**Stored data**
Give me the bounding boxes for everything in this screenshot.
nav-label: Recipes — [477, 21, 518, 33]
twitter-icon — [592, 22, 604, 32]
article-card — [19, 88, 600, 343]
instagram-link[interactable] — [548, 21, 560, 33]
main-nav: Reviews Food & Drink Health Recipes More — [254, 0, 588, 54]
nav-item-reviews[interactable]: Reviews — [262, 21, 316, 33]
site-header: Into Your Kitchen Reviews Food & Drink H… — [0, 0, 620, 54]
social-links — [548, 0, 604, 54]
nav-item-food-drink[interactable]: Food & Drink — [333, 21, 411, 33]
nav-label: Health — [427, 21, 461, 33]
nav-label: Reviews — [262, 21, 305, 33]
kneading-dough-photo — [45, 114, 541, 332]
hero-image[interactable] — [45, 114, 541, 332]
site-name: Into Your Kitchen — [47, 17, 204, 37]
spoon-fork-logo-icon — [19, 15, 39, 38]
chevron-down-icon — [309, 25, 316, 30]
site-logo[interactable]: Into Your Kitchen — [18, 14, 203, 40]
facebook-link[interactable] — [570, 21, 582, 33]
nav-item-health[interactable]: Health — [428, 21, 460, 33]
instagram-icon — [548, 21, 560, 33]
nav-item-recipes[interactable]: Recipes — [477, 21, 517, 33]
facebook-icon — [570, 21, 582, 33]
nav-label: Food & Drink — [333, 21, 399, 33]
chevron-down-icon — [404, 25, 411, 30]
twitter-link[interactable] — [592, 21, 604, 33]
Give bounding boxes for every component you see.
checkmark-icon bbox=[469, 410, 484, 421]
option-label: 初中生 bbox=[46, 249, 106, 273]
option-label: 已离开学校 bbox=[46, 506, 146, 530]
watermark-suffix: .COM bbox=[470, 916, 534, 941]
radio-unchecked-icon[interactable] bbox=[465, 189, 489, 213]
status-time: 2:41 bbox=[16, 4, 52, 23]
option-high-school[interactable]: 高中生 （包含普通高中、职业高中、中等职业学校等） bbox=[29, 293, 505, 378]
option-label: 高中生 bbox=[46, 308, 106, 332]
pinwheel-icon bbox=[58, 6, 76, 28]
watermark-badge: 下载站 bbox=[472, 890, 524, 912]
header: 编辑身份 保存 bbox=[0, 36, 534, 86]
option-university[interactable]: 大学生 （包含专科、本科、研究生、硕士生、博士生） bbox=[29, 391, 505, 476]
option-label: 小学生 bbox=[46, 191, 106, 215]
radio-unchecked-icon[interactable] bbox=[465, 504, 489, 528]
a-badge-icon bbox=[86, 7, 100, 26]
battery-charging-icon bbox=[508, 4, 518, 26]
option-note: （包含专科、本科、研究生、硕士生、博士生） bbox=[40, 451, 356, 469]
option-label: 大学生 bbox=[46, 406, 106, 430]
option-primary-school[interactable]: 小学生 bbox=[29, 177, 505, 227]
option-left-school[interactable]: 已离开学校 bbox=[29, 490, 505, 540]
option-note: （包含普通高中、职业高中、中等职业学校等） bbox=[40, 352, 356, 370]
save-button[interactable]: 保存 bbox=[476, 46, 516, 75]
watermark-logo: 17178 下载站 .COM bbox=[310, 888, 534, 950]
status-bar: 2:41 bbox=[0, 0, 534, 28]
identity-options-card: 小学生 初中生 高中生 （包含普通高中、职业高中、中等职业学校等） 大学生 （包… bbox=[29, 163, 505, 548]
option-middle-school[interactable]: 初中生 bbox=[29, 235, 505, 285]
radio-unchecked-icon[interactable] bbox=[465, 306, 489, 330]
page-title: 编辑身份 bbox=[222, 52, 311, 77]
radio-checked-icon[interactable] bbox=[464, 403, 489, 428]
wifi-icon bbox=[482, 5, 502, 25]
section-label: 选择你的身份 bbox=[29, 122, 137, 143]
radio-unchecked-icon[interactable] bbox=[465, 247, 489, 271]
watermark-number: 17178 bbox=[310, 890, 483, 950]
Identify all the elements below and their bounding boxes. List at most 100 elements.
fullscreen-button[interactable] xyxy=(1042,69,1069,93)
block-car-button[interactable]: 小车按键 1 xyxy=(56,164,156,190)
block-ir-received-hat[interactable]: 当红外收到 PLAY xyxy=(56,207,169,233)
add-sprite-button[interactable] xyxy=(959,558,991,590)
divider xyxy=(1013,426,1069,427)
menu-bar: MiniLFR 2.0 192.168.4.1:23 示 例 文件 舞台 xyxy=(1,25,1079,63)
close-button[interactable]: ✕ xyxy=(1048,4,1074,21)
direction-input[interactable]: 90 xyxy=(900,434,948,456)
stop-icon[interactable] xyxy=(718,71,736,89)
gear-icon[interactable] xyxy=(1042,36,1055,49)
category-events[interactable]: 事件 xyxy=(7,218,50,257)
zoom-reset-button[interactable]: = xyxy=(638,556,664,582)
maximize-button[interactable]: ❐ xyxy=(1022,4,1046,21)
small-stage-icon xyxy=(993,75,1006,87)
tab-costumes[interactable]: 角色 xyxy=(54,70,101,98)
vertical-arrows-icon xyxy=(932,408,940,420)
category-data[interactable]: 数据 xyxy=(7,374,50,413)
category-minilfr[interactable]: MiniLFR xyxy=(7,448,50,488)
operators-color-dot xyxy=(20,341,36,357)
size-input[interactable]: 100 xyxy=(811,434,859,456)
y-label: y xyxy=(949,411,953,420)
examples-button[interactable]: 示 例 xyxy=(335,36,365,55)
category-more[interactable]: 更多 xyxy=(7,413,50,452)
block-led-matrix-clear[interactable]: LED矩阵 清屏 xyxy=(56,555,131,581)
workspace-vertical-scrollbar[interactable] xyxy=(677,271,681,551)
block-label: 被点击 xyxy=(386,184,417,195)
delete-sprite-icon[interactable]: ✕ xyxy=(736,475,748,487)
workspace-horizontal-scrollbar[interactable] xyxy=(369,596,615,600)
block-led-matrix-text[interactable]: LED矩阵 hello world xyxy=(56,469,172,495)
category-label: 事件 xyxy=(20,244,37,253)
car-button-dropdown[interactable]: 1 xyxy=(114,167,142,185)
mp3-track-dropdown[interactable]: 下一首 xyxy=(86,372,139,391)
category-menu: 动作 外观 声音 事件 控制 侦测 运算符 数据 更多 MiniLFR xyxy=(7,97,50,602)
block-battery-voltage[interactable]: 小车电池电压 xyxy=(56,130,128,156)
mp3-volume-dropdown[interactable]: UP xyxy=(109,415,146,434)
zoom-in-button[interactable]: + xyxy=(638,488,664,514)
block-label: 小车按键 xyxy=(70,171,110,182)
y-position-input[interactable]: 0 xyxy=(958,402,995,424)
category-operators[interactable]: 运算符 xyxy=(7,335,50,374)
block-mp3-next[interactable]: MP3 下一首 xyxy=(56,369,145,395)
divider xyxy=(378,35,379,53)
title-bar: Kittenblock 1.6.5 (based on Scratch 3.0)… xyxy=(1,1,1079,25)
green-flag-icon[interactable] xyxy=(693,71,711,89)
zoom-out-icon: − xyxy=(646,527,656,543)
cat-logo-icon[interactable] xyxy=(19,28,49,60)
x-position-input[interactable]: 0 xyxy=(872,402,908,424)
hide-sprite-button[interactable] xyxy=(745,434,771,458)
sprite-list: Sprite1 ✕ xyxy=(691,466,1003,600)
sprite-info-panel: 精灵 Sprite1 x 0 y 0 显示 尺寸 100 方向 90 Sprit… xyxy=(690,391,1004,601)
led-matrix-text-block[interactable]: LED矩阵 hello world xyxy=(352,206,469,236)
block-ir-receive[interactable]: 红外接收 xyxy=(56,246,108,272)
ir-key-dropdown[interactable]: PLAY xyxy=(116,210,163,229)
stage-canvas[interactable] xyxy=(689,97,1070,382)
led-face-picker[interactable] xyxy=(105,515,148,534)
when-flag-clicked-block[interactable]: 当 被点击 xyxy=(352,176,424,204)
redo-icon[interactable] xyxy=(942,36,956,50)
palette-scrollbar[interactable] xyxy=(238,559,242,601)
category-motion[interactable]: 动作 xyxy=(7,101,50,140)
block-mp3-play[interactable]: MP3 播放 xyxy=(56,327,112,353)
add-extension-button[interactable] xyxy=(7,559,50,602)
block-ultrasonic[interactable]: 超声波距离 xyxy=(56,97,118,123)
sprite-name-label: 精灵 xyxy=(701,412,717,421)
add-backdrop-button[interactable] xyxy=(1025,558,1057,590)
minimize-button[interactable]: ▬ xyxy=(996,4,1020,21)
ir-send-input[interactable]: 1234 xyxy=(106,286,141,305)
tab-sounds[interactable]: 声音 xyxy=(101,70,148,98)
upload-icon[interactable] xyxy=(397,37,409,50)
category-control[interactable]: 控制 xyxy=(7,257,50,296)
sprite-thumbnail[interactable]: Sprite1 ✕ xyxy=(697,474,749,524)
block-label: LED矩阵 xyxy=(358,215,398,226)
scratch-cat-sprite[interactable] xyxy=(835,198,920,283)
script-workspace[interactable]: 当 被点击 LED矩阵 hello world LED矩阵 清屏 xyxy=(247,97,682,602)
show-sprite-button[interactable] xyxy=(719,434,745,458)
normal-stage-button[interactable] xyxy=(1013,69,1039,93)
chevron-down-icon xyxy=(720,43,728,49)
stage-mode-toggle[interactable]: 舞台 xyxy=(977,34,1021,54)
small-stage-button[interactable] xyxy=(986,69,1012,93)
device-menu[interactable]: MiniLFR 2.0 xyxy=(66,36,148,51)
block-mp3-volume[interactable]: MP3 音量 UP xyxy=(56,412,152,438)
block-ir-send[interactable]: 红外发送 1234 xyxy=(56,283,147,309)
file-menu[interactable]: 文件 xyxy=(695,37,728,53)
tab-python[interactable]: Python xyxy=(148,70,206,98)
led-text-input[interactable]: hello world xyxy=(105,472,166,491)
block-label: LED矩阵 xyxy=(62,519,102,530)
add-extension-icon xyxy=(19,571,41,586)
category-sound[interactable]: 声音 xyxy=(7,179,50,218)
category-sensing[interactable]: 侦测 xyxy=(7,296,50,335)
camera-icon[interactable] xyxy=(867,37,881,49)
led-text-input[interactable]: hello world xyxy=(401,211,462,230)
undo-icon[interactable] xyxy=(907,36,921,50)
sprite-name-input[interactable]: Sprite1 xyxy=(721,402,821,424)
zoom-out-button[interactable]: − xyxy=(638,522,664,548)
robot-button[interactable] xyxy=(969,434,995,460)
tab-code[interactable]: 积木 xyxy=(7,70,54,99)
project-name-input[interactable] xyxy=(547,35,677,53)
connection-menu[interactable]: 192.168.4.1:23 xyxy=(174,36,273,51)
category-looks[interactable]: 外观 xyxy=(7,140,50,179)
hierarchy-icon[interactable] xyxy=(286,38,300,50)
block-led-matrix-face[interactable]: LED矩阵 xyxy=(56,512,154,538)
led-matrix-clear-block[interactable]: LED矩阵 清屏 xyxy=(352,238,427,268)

**Stated task**
Convert the rows from the first one through the one containing "header: 编辑身份 保存 bbox=[0, 36, 534, 86]", both included, into a JSON list of strings with one string per line, skipping any blank lines.

**The response**
[
  "Give me the bounding boxes for everything in this screenshot.",
  "nav-label: Recipes — [477, 21, 518, 33]",
  "twitter-icon — [592, 22, 604, 32]",
  "article-card — [19, 88, 600, 343]",
  "instagram-link[interactable] — [548, 21, 560, 33]",
  "main-nav: Reviews Food & Drink Health Recipes More — [254, 0, 588, 54]",
  "nav-item-reviews[interactable]: Reviews — [262, 21, 316, 33]",
  "site-header: Into Your Kitchen Reviews Food & Drink H… — [0, 0, 620, 54]",
  "social-links — [548, 0, 604, 54]",
  "nav-item-food-drink[interactable]: Food & Drink — [333, 21, 411, 33]",
  "nav-label: Health — [427, 21, 461, 33]",
  "nav-label: Reviews — [262, 21, 305, 33]",
  "kneading-dough-photo — [45, 114, 541, 332]",
  "hero-image[interactable] — [45, 114, 541, 332]",
  "site-name: Into Your Kitchen — [47, 17, 204, 37]",
  "spoon-fork-logo-icon — [19, 15, 39, 38]",
  "chevron-down-icon — [309, 25, 316, 30]",
  "site-logo[interactable]: Into Your Kitchen — [18, 14, 203, 40]",
  "facebook-link[interactable] — [570, 21, 582, 33]",
  "nav-item-health[interactable]: Health — [428, 21, 460, 33]",
  "instagram-icon — [548, 21, 560, 33]",
  "nav-item-recipes[interactable]: Recipes — [477, 21, 517, 33]",
  "facebook-icon — [570, 21, 582, 33]",
  "nav-label: Food & Drink — [333, 21, 399, 33]",
  "chevron-down-icon — [404, 25, 411, 30]",
  "twitter-link[interactable] — [592, 21, 604, 33]",
  "Give bounding boxes for every component you see.",
  "checkmark-icon bbox=[469, 410, 484, 421]",
  "option-label: 初中生 bbox=[46, 249, 106, 273]",
  "option-label: 已离开学校 bbox=[46, 506, 146, 530]",
  "watermark-suffix: .COM bbox=[470, 916, 534, 941]",
  "radio-unchecked-icon[interactable] bbox=[465, 189, 489, 213]",
  "status-time: 2:41 bbox=[16, 4, 52, 23]",
  "option-high-school[interactable]: 高中生 （包含普通高中、职业高中、中等职业学校等） bbox=[29, 293, 505, 378]",
  "option-label: 高中生 bbox=[46, 308, 106, 332]",
  "pinwheel-icon bbox=[58, 6, 76, 28]",
  "watermark-badge: 下载站 bbox=[472, 890, 524, 912]",
  "header: 编辑身份 保存 bbox=[0, 36, 534, 86]"
]